> SHORT TASK
Copy each line of the data below with the word "return".

--- BEGIN ---

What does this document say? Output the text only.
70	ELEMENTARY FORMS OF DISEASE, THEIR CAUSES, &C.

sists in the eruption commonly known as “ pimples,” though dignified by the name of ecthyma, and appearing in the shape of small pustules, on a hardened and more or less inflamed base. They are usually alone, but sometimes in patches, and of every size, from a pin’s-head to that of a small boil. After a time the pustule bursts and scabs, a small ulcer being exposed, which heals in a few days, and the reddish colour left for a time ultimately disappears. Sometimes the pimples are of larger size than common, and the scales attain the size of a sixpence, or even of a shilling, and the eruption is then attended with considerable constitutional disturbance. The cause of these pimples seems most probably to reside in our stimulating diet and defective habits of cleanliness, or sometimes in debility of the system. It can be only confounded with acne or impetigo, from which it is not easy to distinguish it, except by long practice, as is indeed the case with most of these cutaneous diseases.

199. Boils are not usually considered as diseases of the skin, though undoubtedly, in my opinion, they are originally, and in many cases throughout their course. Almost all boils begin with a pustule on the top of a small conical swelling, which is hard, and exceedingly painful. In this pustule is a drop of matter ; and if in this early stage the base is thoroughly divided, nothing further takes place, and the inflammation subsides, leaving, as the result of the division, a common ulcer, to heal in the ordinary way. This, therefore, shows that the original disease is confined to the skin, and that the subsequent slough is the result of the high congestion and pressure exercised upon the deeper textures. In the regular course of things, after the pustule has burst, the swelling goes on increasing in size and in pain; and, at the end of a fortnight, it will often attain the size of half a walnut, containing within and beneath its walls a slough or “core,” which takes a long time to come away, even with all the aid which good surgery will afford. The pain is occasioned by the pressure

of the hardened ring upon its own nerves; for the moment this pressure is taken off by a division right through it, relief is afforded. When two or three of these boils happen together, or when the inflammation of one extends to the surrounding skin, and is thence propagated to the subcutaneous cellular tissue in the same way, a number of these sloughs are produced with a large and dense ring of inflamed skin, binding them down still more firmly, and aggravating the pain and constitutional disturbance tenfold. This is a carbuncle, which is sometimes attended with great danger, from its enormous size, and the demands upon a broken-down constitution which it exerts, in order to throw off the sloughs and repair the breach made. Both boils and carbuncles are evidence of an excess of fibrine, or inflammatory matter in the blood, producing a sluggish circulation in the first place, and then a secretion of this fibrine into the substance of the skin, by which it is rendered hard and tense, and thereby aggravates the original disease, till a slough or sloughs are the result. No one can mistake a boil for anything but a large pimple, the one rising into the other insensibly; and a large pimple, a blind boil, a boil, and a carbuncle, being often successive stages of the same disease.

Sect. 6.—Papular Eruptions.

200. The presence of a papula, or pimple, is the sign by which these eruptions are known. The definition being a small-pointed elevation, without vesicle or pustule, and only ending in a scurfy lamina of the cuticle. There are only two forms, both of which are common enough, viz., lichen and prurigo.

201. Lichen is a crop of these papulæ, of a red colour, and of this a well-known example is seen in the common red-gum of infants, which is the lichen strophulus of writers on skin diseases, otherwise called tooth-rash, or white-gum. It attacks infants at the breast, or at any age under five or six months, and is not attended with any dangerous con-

--- END ---
--- BEGIN ---

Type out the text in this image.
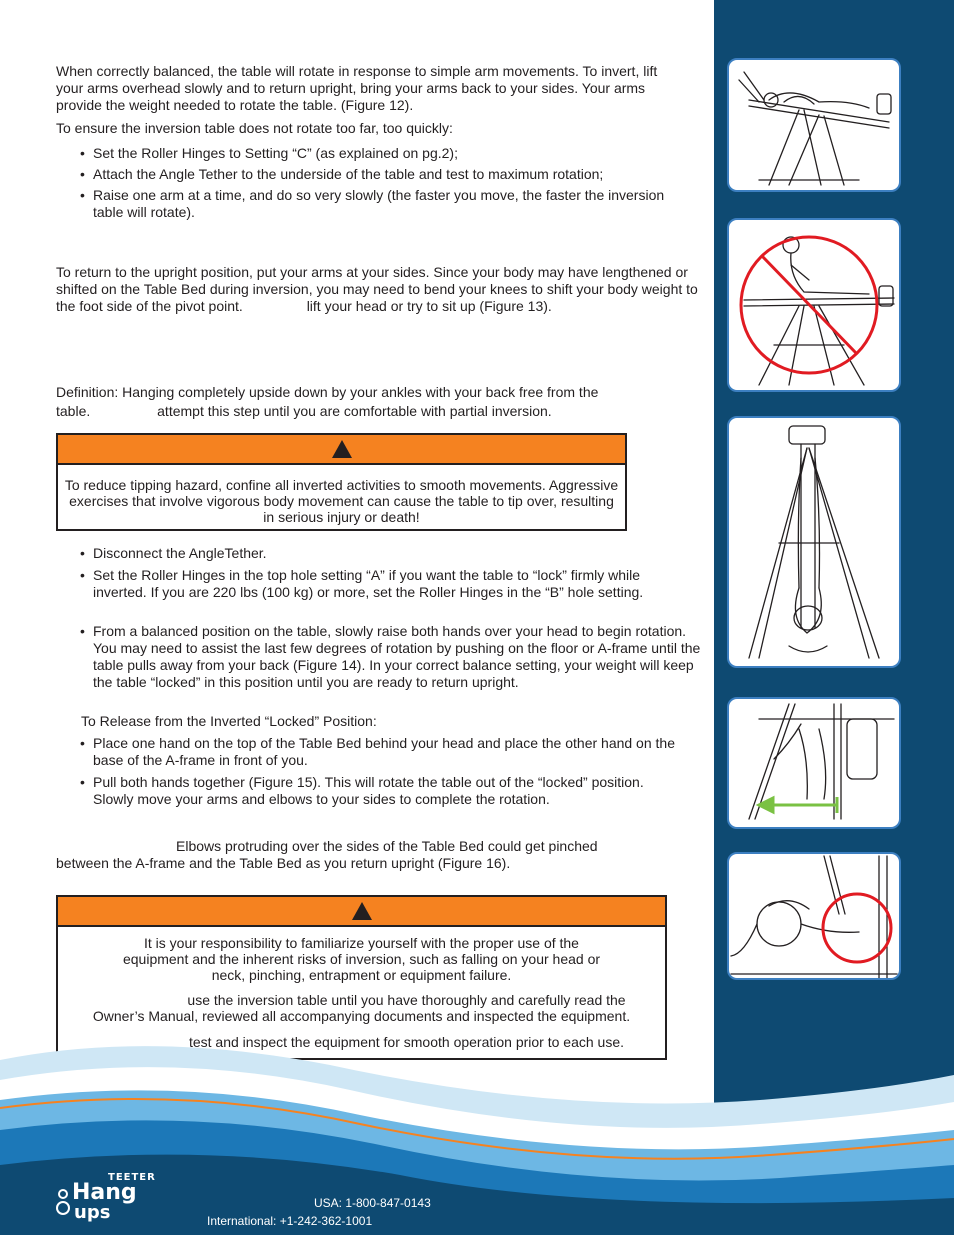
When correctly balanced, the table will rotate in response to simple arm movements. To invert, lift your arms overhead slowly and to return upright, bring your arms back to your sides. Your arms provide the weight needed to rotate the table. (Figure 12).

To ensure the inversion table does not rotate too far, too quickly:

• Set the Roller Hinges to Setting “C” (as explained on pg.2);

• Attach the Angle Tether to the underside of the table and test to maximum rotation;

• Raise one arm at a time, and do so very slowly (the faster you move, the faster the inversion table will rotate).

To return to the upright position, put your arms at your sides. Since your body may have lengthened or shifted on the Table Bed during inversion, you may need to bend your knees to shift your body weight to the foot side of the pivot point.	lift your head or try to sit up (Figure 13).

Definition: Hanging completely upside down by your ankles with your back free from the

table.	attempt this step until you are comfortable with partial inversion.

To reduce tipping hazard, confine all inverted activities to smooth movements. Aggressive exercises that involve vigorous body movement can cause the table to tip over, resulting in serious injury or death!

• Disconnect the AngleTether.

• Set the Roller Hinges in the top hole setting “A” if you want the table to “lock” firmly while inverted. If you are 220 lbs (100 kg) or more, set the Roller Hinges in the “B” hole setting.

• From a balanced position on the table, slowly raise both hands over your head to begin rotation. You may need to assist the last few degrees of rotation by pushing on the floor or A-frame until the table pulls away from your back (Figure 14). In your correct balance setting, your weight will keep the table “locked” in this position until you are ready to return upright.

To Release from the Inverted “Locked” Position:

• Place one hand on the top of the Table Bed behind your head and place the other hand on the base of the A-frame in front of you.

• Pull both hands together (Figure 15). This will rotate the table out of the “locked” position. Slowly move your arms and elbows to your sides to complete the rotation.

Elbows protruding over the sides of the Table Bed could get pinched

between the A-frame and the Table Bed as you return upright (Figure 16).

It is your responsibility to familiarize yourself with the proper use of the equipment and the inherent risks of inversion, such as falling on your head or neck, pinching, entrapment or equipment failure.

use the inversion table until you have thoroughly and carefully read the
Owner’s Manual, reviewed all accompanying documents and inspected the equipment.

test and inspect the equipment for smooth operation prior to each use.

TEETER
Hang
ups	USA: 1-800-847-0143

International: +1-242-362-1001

--- END ---

> FINISHED ANSWER
When correctly balanced, the table will rotate in response to simple arm movements. To invert, lift your arms overhead slowly and to return upright, bring your arms back to your sides. Your arms provide the weight needed to rotate the table. (Figure 12).
To return to the upright position, put your arms at your sides. Since your body may have lengthened or shifted on the Table Bed during inversion, you may need to bend your knees to shift your body weight to the foot side of the pivot point.	lift your head or try to sit up (Figure 13).
• From a balanced position on the table, slowly raise both hands over your head to begin rotation. You may need to assist the last few degrees of rotation by pushing on the floor or A-frame until the table pulls away from your back (Figure 14). In your correct balance setting, your weight will keep the table “locked” in this position until you are ready to return upright.
between the A-frame and the Table Bed as you return upright (Figure 16).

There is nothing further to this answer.